Records provided:
☆ ☆ ☆ ☆ ☆

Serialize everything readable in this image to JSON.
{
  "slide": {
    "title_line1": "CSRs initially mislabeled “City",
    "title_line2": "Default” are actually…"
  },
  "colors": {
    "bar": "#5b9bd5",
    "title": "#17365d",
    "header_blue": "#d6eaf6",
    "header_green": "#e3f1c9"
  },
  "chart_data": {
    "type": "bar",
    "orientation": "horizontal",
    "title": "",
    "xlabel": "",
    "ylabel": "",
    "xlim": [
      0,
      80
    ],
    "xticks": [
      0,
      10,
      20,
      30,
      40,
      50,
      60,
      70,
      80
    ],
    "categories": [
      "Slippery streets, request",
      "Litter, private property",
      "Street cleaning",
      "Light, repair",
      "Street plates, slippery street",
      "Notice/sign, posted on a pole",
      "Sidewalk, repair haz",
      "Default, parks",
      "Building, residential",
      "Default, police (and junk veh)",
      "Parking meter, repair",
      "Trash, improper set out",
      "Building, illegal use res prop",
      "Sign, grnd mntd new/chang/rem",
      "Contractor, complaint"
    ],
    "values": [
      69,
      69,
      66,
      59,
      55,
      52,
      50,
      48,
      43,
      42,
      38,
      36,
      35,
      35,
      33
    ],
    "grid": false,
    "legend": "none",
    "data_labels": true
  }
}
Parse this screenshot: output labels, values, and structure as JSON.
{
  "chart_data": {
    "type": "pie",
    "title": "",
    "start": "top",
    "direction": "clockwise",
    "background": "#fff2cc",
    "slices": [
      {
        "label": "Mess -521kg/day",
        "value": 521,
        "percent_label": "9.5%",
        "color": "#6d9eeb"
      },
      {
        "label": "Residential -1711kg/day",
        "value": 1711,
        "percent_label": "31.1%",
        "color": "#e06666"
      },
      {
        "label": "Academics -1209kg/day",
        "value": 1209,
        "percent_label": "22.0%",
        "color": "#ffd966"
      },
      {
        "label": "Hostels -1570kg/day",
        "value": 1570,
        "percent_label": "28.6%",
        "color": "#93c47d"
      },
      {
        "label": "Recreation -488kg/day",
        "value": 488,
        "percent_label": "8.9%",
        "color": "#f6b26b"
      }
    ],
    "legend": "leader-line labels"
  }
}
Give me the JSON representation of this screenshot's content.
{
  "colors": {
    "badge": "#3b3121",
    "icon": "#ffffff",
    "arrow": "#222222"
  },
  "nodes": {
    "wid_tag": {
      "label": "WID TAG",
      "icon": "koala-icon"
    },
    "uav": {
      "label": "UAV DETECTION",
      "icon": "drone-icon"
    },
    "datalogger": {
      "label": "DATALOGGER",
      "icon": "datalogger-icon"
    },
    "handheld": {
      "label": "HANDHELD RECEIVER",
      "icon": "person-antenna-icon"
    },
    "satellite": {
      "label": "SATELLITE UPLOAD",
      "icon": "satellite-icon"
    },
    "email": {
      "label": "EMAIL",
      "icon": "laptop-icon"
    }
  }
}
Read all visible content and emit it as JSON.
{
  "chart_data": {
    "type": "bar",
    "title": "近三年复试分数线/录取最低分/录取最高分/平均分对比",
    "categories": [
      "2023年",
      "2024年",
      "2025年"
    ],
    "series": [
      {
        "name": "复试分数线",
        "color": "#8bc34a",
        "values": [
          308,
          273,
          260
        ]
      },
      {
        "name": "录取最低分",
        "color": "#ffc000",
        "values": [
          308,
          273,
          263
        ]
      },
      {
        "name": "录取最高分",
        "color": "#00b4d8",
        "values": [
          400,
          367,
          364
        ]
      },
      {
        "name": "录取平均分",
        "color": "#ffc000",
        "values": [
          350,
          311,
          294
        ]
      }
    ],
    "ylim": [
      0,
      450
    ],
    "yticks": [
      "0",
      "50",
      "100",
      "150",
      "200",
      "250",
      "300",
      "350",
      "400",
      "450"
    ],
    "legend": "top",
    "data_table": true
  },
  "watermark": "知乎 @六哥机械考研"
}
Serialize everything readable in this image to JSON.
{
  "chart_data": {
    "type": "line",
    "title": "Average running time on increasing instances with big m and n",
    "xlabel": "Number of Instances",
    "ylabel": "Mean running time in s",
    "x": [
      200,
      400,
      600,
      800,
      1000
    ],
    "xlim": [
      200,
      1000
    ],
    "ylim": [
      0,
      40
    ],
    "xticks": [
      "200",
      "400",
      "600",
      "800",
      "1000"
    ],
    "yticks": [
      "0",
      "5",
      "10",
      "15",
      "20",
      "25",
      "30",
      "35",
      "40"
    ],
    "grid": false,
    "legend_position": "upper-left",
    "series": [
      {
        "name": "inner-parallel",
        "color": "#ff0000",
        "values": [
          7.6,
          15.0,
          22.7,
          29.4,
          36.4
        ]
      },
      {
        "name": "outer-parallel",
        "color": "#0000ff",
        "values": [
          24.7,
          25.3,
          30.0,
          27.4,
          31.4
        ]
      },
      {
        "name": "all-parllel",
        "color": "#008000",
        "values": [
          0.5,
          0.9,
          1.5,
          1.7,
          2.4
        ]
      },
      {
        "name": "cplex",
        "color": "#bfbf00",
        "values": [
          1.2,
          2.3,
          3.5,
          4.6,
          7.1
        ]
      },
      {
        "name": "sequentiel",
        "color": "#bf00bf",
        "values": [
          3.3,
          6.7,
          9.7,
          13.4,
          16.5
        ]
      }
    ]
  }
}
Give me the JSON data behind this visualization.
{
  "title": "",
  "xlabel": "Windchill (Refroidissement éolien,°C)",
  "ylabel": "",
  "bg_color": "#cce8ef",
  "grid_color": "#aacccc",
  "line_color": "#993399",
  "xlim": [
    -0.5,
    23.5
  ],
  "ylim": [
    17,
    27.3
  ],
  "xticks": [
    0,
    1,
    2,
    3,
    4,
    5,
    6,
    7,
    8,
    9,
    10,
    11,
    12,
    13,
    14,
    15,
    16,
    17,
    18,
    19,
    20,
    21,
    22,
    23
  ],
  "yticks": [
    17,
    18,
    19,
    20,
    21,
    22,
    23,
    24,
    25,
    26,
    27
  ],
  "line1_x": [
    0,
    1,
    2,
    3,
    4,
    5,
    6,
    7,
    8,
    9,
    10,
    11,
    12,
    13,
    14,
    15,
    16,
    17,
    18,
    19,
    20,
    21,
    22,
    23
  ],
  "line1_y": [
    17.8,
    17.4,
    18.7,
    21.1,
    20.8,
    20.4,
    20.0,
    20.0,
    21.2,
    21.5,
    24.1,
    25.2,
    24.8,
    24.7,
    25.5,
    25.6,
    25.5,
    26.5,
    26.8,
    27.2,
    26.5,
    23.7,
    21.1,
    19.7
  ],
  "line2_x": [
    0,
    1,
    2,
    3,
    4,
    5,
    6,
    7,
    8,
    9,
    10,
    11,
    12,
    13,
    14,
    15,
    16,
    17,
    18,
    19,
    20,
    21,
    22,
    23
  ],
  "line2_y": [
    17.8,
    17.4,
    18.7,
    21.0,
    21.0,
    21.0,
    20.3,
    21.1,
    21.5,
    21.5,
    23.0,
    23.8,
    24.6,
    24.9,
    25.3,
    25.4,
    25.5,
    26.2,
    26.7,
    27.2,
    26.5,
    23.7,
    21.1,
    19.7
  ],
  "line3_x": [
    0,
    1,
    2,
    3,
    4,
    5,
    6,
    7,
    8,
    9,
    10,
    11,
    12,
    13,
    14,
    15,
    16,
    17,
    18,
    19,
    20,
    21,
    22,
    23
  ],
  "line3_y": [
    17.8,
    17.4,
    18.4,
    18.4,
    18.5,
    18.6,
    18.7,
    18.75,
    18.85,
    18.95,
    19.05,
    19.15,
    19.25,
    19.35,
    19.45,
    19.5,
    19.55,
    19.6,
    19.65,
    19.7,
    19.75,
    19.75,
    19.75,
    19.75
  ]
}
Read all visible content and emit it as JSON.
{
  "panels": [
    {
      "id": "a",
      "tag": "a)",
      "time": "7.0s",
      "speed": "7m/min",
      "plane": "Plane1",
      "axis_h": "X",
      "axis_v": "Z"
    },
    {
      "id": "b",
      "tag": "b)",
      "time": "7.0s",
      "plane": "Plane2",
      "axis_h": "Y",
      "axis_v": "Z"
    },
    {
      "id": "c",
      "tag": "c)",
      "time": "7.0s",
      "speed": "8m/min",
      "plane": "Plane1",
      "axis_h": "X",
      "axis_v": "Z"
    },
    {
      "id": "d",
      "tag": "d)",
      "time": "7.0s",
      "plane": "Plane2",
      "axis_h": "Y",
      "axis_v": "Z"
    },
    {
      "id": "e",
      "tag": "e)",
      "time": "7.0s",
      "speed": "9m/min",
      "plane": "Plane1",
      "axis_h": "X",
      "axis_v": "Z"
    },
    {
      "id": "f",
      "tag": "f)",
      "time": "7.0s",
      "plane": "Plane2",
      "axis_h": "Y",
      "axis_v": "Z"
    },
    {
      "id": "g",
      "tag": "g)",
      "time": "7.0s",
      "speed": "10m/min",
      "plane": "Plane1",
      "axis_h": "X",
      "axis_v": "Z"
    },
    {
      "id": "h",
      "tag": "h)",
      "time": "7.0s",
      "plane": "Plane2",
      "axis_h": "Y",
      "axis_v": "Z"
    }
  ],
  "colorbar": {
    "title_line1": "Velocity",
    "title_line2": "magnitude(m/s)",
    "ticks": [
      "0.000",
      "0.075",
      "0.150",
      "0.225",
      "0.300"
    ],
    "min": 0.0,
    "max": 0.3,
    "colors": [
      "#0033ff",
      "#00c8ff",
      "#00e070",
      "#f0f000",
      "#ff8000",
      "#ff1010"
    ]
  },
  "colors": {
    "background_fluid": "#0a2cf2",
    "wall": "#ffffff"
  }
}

☆ ☆ ☆ ☆ ☆

Stated task:
Copy all the lines above that hold the string "speed".

Correct output:
      "speed": "7m/min",
      "speed": "8m/min",
      "speed": "9m/min",
      "speed": "10m/min",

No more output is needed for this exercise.